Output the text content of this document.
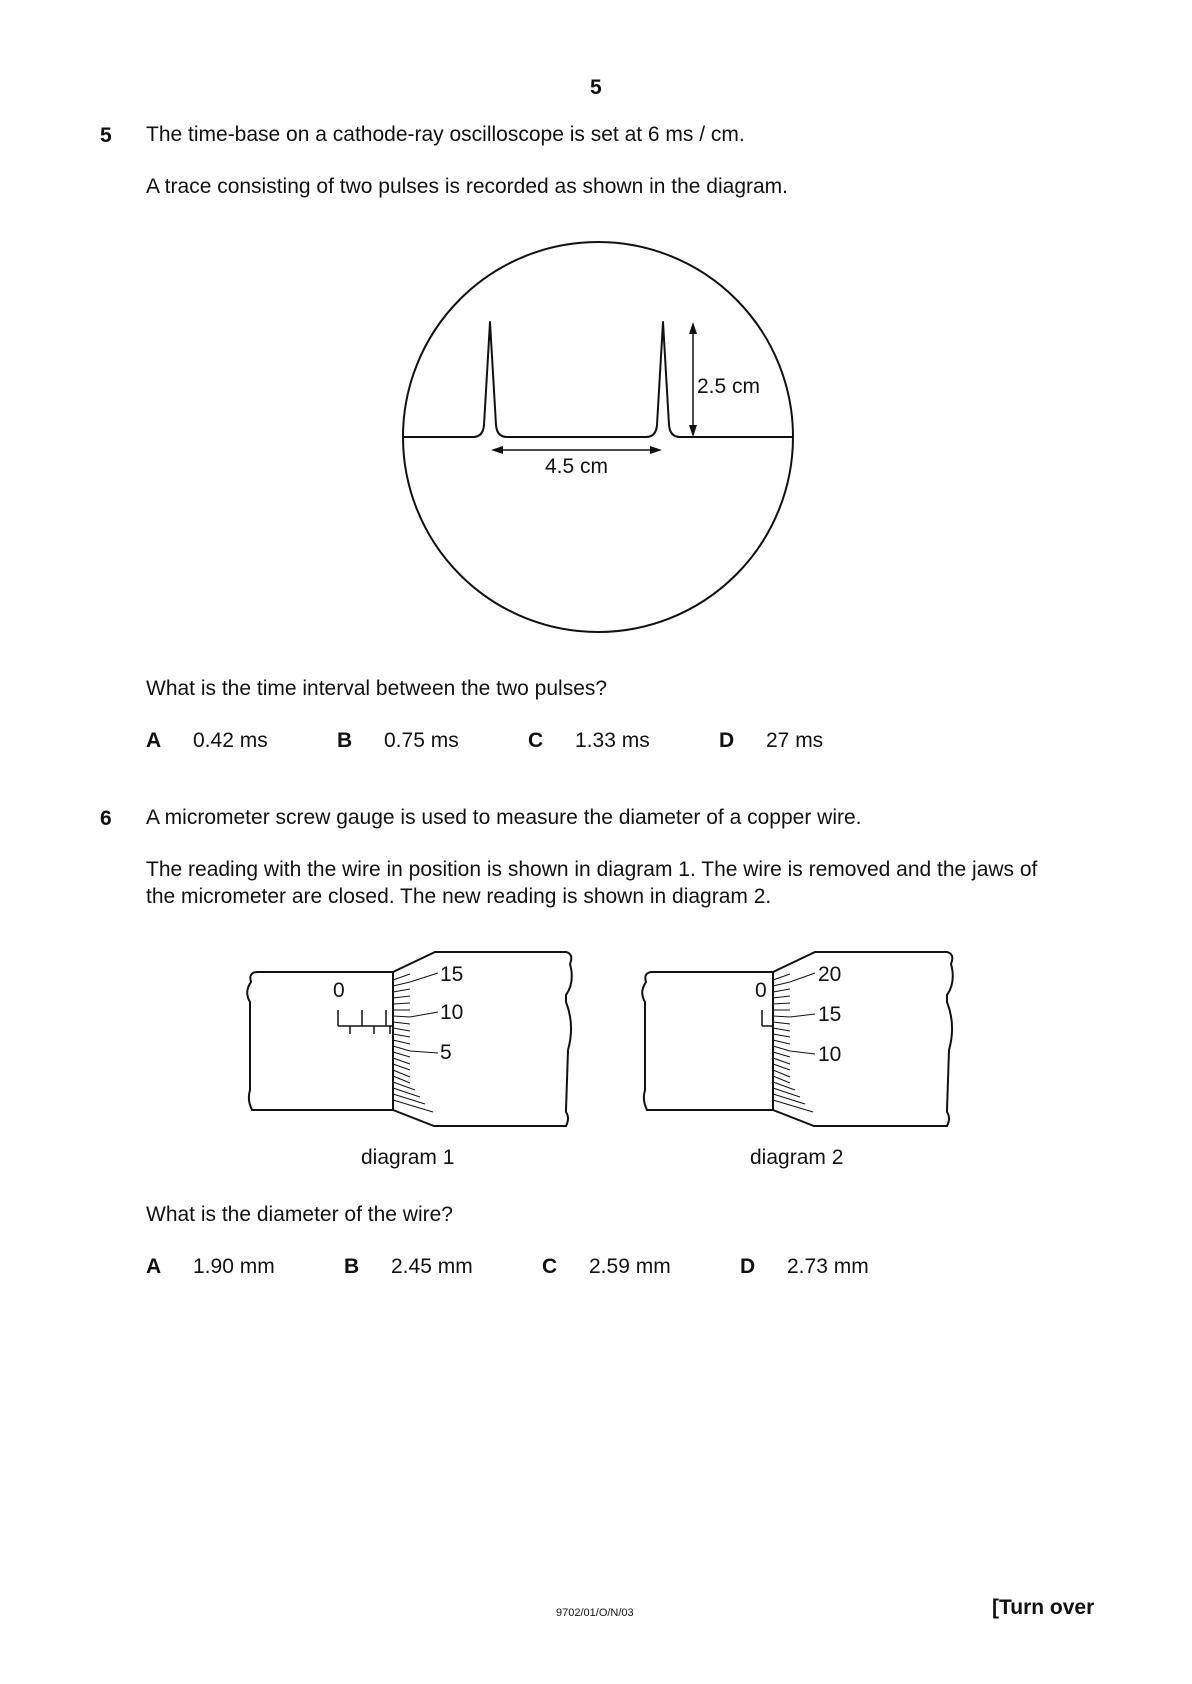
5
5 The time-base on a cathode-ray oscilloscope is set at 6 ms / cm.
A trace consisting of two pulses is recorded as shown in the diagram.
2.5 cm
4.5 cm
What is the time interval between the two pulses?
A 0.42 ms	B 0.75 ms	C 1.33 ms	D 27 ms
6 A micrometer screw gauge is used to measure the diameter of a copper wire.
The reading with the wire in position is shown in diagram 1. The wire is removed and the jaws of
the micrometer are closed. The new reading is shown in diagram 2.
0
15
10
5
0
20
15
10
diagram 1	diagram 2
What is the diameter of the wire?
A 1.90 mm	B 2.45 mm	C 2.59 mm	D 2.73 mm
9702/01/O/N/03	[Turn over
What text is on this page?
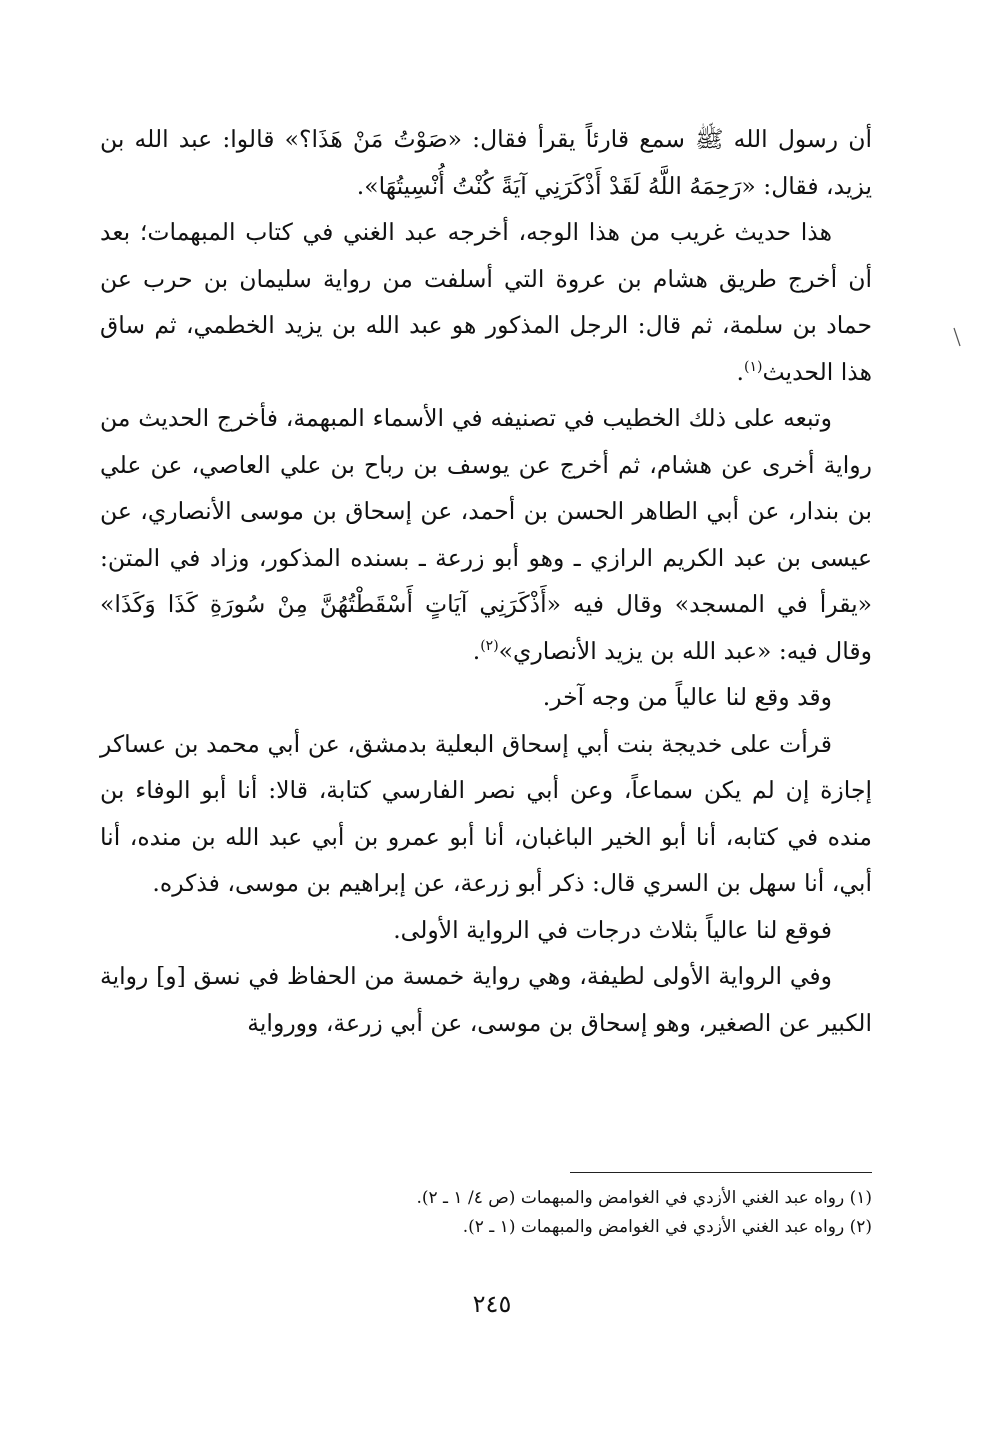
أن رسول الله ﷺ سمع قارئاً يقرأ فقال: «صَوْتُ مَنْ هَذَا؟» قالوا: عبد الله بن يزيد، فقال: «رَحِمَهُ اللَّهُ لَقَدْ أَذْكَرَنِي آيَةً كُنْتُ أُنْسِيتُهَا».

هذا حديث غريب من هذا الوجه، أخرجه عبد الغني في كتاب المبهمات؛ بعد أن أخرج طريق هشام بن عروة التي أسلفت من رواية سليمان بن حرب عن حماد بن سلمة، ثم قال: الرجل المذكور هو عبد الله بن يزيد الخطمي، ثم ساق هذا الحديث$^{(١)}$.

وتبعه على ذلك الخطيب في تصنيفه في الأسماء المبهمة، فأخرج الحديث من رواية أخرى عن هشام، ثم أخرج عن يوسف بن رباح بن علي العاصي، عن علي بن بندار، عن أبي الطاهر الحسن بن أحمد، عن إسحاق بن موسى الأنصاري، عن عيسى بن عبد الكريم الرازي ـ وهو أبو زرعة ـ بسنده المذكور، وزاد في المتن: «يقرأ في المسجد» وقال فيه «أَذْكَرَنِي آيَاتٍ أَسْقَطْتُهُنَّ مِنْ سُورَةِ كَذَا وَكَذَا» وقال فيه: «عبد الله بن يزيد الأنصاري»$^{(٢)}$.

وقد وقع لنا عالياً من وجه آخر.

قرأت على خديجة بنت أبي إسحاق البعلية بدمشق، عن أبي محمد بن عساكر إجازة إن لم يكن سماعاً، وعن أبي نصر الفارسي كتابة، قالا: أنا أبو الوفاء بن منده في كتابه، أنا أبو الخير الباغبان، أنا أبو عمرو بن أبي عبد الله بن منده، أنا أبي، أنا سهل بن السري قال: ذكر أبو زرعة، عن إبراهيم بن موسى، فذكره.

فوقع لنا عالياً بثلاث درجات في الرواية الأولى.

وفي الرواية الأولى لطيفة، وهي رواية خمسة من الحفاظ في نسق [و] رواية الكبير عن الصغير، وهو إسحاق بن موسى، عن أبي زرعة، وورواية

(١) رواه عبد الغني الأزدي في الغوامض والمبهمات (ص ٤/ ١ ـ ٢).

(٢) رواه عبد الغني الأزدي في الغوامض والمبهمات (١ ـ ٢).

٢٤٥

SET EXERCISE. Every record above should be written out again exactly; the pictures stay out of the copy.

SOLUTION BELOW.
Output the text content of this document.
5
5 The time-base on a cathode-ray oscilloscope is set at 6 ms / cm.
A trace consisting of two pulses is recorded as shown in the diagram.
2.5 cm
4.5 cm
What is the time interval between the two pulses?
A 0.42 ms	B 0.75 ms	C 1.33 ms	D 27 ms
6 A micrometer screw gauge is used to measure the diameter of a copper wire.
The reading with the wire in position is shown in diagram 1. The wire is removed and the jaws of
the micrometer are closed. The new reading is shown in diagram 2.
0
15
10
5
0
20
15
10
diagram 1	diagram 2
What is the diameter of the wire?
A 1.90 mm	B 2.45 mm	C 2.59 mm	D 2.73 mm
9702/01/O/N/03	[Turn over
What text is on this page?
أن رسول الله ﷺ سمع قارئاً يقرأ فقال: «صَوْتُ مَنْ هَذَا؟» قالوا: عبد الله بن يزيد، فقال: «رَحِمَهُ اللَّهُ لَقَدْ أَذْكَرَنِي آيَةً كُنْتُ أُنْسِيتُهَا».

هذا حديث غريب من هذا الوجه، أخرجه عبد الغني في كتاب المبهمات؛ بعد أن أخرج طريق هشام بن عروة التي أسلفت من رواية سليمان بن حرب عن حماد بن سلمة، ثم قال: الرجل المذكور هو عبد الله بن يزيد الخطمي، ثم ساق هذا الحديث$^{(١)}$.

وتبعه على ذلك الخطيب في تصنيفه في الأسماء المبهمة، فأخرج الحديث من رواية أخرى عن هشام، ثم أخرج عن يوسف بن رباح بن علي العاصي، عن علي بن بندار، عن أبي الطاهر الحسن بن أحمد، عن إسحاق بن موسى الأنصاري، عن عيسى بن عبد الكريم الرازي ـ وهو أبو زرعة ـ بسنده المذكور، وزاد في المتن: «يقرأ في المسجد» وقال فيه «أَذْكَرَنِي آيَاتٍ أَسْقَطْتُهُنَّ مِنْ سُورَةِ كَذَا وَكَذَا» وقال فيه: «عبد الله بن يزيد الأنصاري»$^{(٢)}$.

وقد وقع لنا عالياً من وجه آخر.

قرأت على خديجة بنت أبي إسحاق البعلية بدمشق، عن أبي محمد بن عساكر إجازة إن لم يكن سماعاً، وعن أبي نصر الفارسي كتابة، قالا: أنا أبو الوفاء بن منده في كتابه، أنا أبو الخير الباغبان، أنا أبو عمرو بن أبي عبد الله بن منده، أنا أبي، أنا سهل بن السري قال: ذكر أبو زرعة، عن إبراهيم بن موسى، فذكره.

فوقع لنا عالياً بثلاث درجات في الرواية الأولى.

وفي الرواية الأولى لطيفة، وهي رواية خمسة من الحفاظ في نسق [و] رواية الكبير عن الصغير، وهو إسحاق بن موسى، عن أبي زرعة، وورواية

(١) رواه عبد الغني الأزدي في الغوامض والمبهمات (ص ٤/ ١ ـ ٢).

(٢) رواه عبد الغني الأزدي في الغوامض والمبهمات (١ ـ ٢).

٢٤٥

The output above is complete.